— START Data provided —

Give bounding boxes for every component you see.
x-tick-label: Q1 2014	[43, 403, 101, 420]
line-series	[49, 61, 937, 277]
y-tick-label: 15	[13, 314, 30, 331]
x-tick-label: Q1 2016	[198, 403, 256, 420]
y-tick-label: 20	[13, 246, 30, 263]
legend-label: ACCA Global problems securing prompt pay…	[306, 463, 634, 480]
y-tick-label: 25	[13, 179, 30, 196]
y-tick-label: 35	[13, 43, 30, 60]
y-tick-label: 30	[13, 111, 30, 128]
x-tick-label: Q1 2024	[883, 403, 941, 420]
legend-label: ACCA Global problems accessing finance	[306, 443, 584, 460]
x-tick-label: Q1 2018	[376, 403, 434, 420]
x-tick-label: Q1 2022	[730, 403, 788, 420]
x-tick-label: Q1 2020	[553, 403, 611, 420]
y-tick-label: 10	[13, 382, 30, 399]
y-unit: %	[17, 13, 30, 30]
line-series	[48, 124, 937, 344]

— END Data provided —

• **Problem to work on**
Update the item above by changing every "ACCA Global" to "ACCA" and keeping all other lines and characters the same.

• **The result**
Give bounding boxes for every component you see.
x-tick-label: Q1 2014	[43, 403, 101, 420]
line-series	[49, 61, 937, 277]
y-tick-label: 15	[13, 314, 30, 331]
x-tick-label: Q1 2016	[198, 403, 256, 420]
y-tick-label: 20	[13, 246, 30, 263]
legend-label: ACCA problems securing prompt pay…	[306, 463, 634, 480]
y-tick-label: 25	[13, 179, 30, 196]
y-tick-label: 35	[13, 43, 30, 60]
y-tick-label: 30	[13, 111, 30, 128]
x-tick-label: Q1 2024	[883, 403, 941, 420]
legend-label: ACCA problems accessing finance	[306, 443, 584, 460]
x-tick-label: Q1 2018	[376, 403, 434, 420]
x-tick-label: Q1 2022	[730, 403, 788, 420]
x-tick-label: Q1 2020	[553, 403, 611, 420]
y-tick-label: 10	[13, 382, 30, 399]
y-unit: %	[17, 13, 30, 30]
line-series	[48, 124, 937, 344]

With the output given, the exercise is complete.